Records provided ->
----------------

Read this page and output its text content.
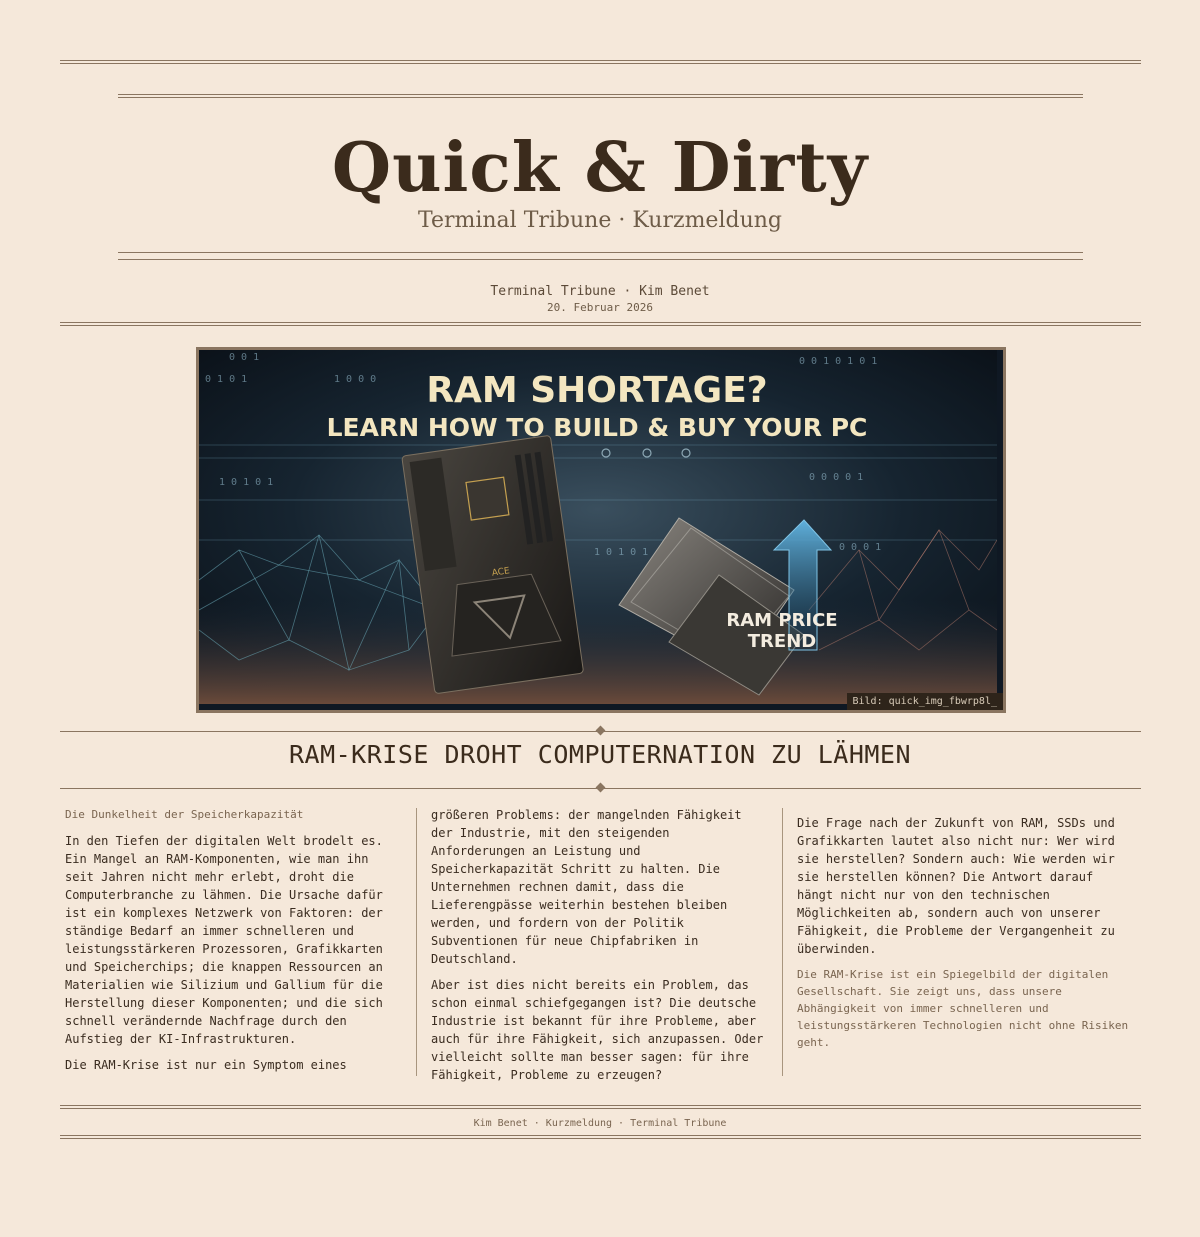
Quick & Dirty
Terminal Tribune · Kurzmeldung
Terminal Tribune · Kim Benet
20. Februar 2026
0 1 0 1	1 0 0 0
0 0 1	0 0 1 0 1 0 1
1 0 1 0 1	0 0 0 0 1
1 0 1 0 1	0 0 0 1
RAM SHORTAGE?
LEARN HOW TO BUILD & BUY YOUR PC
ACE
RAM PRICE
TREND
Bild: quick_img_fbwrp8l_
RAM-KRISE DROHT COMPUTERNATION ZU LÄHMEN

Die Dunkelheit der Speicherkapazität

In den Tiefen der digitalen Welt brodelt es. Ein Mangel an RAM-Komponenten, wie man ihn seit Jahren nicht mehr erlebt, droht die Computerbranche zu lähmen. Die Ursache dafür ist ein komplexes Netzwerk von Faktoren: der ständige Bedarf an immer schnelleren und leistungsstärkeren Prozessoren, Grafikkarten und Speicherchips; die knappen Ressourcen an Materialien wie Silizium und Gallium für die Herstellung dieser Komponenten; und die sich schnell verändernde Nachfrage durch den Aufstieg der KI-Infrastrukturen.

Die RAM-Krise ist nur ein Symptom eines

größeren Problems: der mangelnden Fähigkeit der Industrie, mit den steigenden Anforderungen an Leistung und Speicherkapazität Schritt zu halten. Die Unternehmen rechnen damit, dass die Lieferengpässe weiterhin bestehen bleiben werden, und fordern von der Politik Subventionen für neue Chipfabriken in Deutschland.

Aber ist dies nicht bereits ein Problem, das schon einmal schiefgegangen ist? Die deutsche Industrie ist bekannt für ihre Probleme, aber auch für ihre Fähigkeit, sich anzupassen. Oder vielleicht sollte man besser sagen: für ihre Fähigkeit, Probleme zu erzeugen?

Die Frage nach der Zukunft von RAM, SSDs und Grafikkarten lautet also nicht nur: Wer wird sie herstellen? Sondern auch: Wie werden wir sie herstellen können? Die Antwort darauf hängt nicht nur von den technischen Möglichkeiten ab, sondern auch von unserer Fähigkeit, die Probleme der Vergangenheit zu überwinden.

Die RAM-Krise ist ein Spiegelbild der digitalen Gesellschaft. Sie zeigt uns, dass unsere Abhängigkeit von immer schnelleren und leistungsstärkeren Technologien nicht ohne Risiken geht.

Kim Benet · Kurzmeldung · Terminal Tribune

----------------

What is being asked -> All entries are to be retyped exactly. Omit any embedded images.

Result of the task ->
Read this page and output its text content.
Quick & Dirty
Terminal Tribune · Kurzmeldung
Terminal Tribune · Kim Benet
20. Februar 2026
0 1 0 1	1 0 0 0
0 0 1	0 0 1 0 1 0 1
1 0 1 0 1	0 0 0 0 1
1 0 1 0 1	0 0 0 1
RAM SHORTAGE?
LEARN HOW TO BUILD & BUY YOUR PC
ACE
RAM PRICE
TREND
Bild: quick_img_fbwrp8l_
RAM-KRISE DROHT COMPUTERNATION ZU LÄHMEN

Die Dunkelheit der Speicherkapazität

In den Tiefen der digitalen Welt brodelt es. Ein Mangel an RAM-Komponenten, wie man ihn seit Jahren nicht mehr erlebt, droht die Computerbranche zu lähmen. Die Ursache dafür ist ein komplexes Netzwerk von Faktoren: der ständige Bedarf an immer schnelleren und leistungsstärkeren Prozessoren, Grafikkarten und Speicherchips; die knappen Ressourcen an Materialien wie Silizium und Gallium für die Herstellung dieser Komponenten; und die sich schnell verändernde Nachfrage durch den Aufstieg der KI-Infrastrukturen.

Die RAM-Krise ist nur ein Symptom eines

größeren Problems: der mangelnden Fähigkeit der Industrie, mit den steigenden Anforderungen an Leistung und Speicherkapazität Schritt zu halten. Die Unternehmen rechnen damit, dass die Lieferengpässe weiterhin bestehen bleiben werden, und fordern von der Politik Subventionen für neue Chipfabriken in Deutschland.

Aber ist dies nicht bereits ein Problem, das schon einmal schiefgegangen ist? Die deutsche Industrie ist bekannt für ihre Probleme, aber auch für ihre Fähigkeit, sich anzupassen. Oder vielleicht sollte man besser sagen: für ihre Fähigkeit, Probleme zu erzeugen?

Die Frage nach der Zukunft von RAM, SSDs und Grafikkarten lautet also nicht nur: Wer wird sie herstellen? Sondern auch: Wie werden wir sie herstellen können? Die Antwort darauf hängt nicht nur von den technischen Möglichkeiten ab, sondern auch von unserer Fähigkeit, die Probleme der Vergangenheit zu überwinden.

Die RAM-Krise ist ein Spiegelbild der digitalen Gesellschaft. Sie zeigt uns, dass unsere Abhängigkeit von immer schnelleren und leistungsstärkeren Technologien nicht ohne Risiken geht.

Kim Benet · Kurzmeldung · Terminal Tribune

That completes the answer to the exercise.